## begin Provided material

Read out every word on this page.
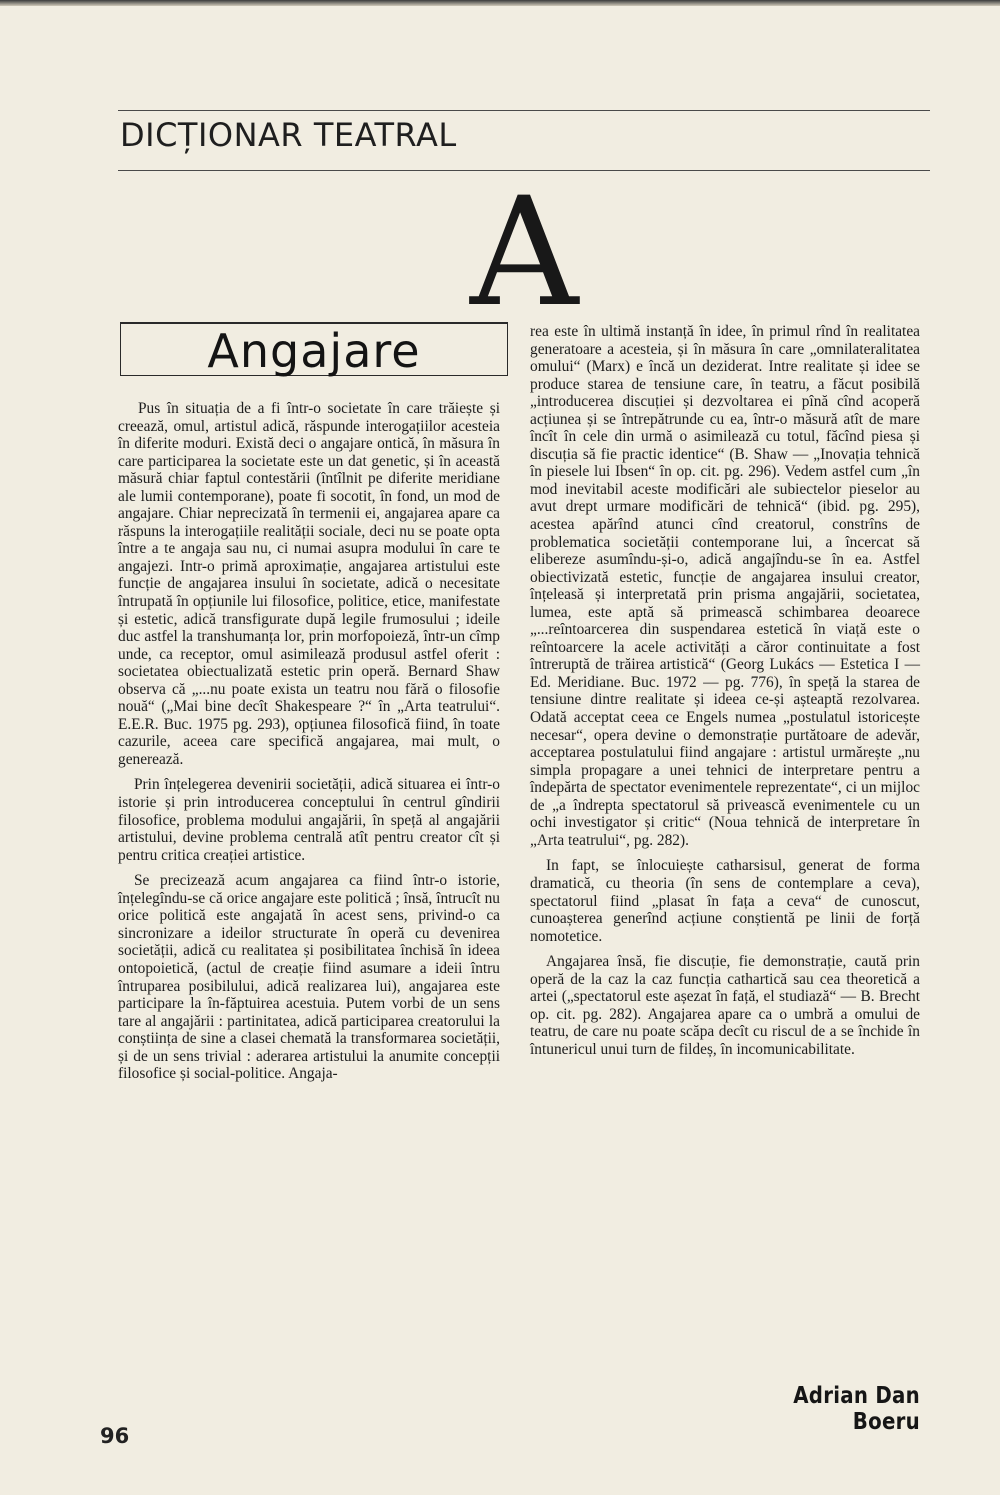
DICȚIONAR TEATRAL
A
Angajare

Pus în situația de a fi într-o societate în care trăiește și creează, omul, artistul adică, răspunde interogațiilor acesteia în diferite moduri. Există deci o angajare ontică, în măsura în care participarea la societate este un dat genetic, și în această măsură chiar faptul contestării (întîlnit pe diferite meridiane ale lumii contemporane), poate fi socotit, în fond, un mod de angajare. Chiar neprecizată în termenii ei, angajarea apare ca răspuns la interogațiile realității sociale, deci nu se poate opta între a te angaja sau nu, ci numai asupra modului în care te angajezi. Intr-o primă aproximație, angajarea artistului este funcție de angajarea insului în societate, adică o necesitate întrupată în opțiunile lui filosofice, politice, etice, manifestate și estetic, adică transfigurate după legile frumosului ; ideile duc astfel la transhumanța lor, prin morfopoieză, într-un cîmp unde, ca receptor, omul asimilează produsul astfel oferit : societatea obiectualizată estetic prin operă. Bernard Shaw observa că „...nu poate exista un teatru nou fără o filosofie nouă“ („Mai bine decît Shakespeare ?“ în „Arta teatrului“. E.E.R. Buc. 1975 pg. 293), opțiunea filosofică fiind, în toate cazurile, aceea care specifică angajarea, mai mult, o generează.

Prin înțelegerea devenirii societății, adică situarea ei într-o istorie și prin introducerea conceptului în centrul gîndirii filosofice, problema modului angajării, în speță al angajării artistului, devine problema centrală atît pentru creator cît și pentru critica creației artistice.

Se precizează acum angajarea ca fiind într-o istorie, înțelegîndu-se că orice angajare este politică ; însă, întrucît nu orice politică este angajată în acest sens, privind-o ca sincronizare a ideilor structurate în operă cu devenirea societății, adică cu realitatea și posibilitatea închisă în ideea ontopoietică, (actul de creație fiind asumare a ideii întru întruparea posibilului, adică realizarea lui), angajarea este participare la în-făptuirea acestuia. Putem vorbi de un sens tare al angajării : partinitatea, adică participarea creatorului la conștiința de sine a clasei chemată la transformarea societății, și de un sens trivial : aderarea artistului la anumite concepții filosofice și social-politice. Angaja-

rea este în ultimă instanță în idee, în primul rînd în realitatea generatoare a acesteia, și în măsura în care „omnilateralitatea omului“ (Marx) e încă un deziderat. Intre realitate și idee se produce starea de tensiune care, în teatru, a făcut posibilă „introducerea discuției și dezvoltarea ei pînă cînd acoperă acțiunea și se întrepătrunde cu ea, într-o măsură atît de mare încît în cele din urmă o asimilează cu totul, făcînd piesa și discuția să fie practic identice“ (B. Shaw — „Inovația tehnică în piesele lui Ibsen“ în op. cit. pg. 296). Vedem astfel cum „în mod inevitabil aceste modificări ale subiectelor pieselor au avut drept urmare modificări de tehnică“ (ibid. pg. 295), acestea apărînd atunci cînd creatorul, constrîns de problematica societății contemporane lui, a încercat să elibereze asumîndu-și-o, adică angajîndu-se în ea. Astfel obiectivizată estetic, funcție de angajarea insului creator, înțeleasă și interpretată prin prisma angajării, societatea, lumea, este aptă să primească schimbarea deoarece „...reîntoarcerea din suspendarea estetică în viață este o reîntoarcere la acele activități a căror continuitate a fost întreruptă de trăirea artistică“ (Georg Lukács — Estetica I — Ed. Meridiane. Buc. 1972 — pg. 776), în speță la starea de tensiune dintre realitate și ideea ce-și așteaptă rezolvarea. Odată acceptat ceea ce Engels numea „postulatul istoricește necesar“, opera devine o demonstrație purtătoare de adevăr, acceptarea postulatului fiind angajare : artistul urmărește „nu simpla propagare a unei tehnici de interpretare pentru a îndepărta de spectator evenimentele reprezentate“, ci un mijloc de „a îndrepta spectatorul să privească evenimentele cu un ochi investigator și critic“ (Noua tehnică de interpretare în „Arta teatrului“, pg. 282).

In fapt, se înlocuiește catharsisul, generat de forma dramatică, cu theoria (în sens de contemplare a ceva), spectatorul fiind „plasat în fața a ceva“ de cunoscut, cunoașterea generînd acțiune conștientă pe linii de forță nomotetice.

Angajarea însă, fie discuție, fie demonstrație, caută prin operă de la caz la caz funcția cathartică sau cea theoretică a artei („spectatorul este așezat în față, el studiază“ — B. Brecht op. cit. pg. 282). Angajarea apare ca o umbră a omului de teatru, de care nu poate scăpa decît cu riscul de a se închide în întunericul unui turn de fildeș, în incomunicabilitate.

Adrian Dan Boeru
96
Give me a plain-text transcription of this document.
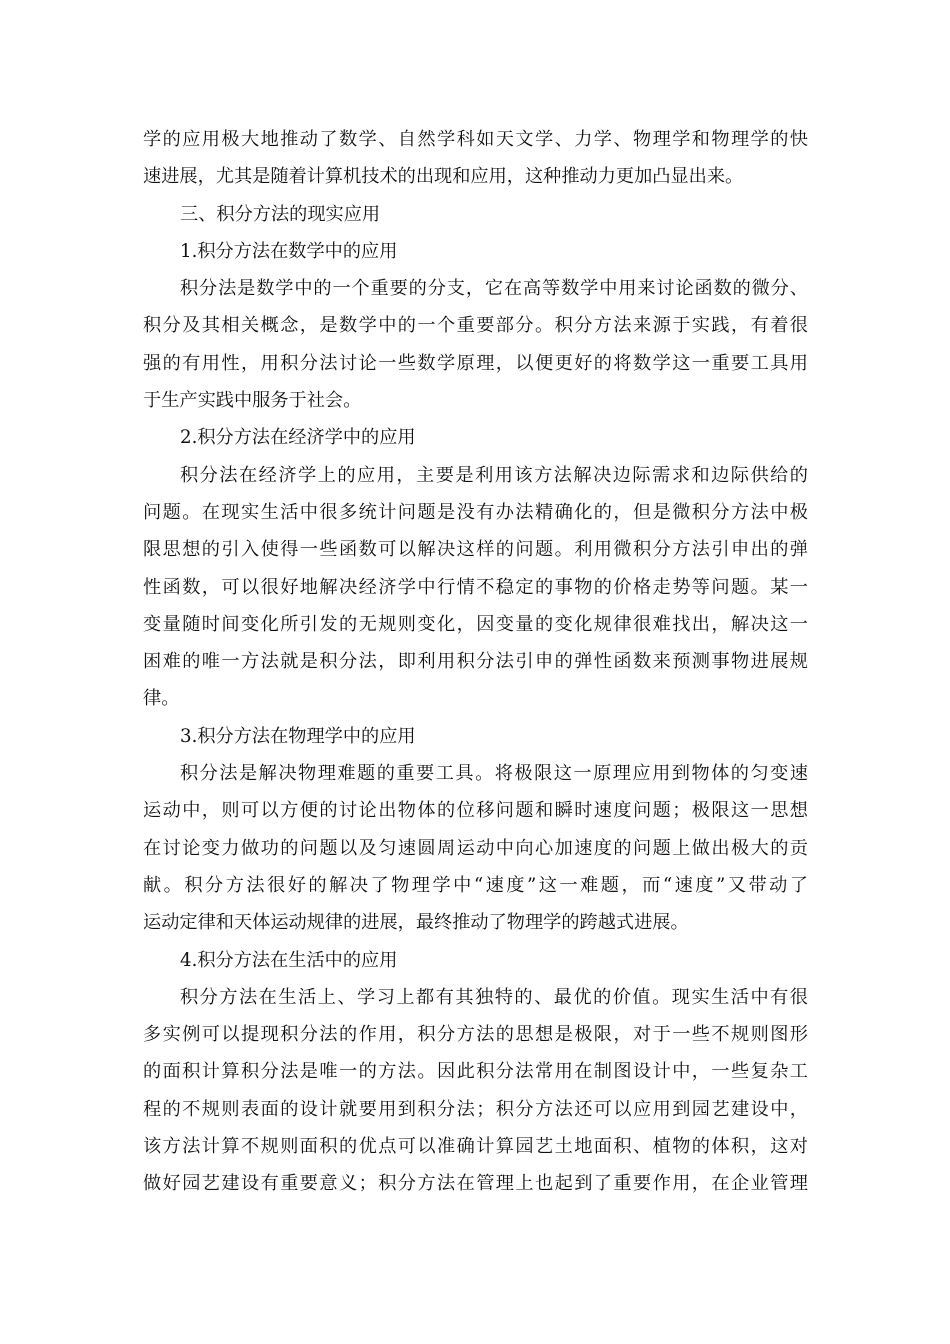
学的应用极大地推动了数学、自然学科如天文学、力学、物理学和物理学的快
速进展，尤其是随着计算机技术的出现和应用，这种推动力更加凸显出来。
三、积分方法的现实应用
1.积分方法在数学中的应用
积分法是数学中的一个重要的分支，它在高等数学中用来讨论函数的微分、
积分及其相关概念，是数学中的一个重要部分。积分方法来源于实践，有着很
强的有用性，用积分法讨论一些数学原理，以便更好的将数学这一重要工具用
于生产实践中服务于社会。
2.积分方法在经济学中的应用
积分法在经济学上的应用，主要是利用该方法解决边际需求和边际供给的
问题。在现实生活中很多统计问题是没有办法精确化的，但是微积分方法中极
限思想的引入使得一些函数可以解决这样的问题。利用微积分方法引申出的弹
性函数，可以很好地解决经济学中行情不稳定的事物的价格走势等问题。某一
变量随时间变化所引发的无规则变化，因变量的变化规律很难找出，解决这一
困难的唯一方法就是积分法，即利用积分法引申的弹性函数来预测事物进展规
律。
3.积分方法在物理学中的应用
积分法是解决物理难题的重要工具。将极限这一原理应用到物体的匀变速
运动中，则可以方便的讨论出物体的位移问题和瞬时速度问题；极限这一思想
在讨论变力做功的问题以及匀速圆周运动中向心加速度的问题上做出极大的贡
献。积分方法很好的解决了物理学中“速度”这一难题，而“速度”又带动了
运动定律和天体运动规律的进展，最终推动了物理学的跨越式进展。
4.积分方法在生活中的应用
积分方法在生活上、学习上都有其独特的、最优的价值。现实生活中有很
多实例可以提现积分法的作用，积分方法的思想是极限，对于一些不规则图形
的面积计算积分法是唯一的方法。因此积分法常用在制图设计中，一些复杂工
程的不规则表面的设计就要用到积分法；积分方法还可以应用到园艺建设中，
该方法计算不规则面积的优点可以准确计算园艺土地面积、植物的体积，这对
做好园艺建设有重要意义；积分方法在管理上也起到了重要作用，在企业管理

## end Provided material

Look above for lines with the word "apare" and copy them all.

Pus în situația de a fi într-o societate în care trăiește și creează, omul, artistul adică, răspunde interogațiilor acesteia în diferite moduri. Există deci o angajare ontică, în măsura în care participarea la societate este un dat genetic, și în această măsură chiar faptul contestării (întîlnit pe diferite meridiane ale lumii contemporane), poate fi socotit, în fond, un mod de angajare. Chiar neprecizată în termenii ei, angajarea apare ca răspuns la interogațiile realității sociale, deci nu se poate opta între a te angaja sau nu, ci numai asupra modului în care te angajezi. Intr-o primă aproximație, angajarea artistului este funcție de angajarea insului în societate, adică o necesitate întrupată în opțiunile lui filosofice, politice, etice, manifestate și estetic, adică transfigurate după legile frumosului ; ideile duc astfel la transhumanța lor, prin morfopoieză, într-un cîmp unde, ca receptor, omul asimilează produsul astfel oferit : societatea obiectualizată estetic prin operă. Bernard Shaw observa că „...nu poate exista un teatru nou fără o filosofie nouă“ („Mai bine decît Shakespeare ?“ în „Arta teatrului“. E.E.R. Buc. 1975 pg. 293), opțiunea filosofică fiind, în toate cazurile, aceea care specifică angajarea, mai mult, o generează.
Angajarea însă, fie discuție, fie demonstrație, caută prin operă de la caz la caz funcția cathartică sau cea theoretică a artei („spectatorul este așezat în față, el studiază“ — B. Brecht op. cit. pg. 282). Angajarea apare ca o umbră a omului de teatru, de care nu poate scăpa decît cu riscul de a se închide în întunericul unui turn de fildeș, în incomunicabilitate.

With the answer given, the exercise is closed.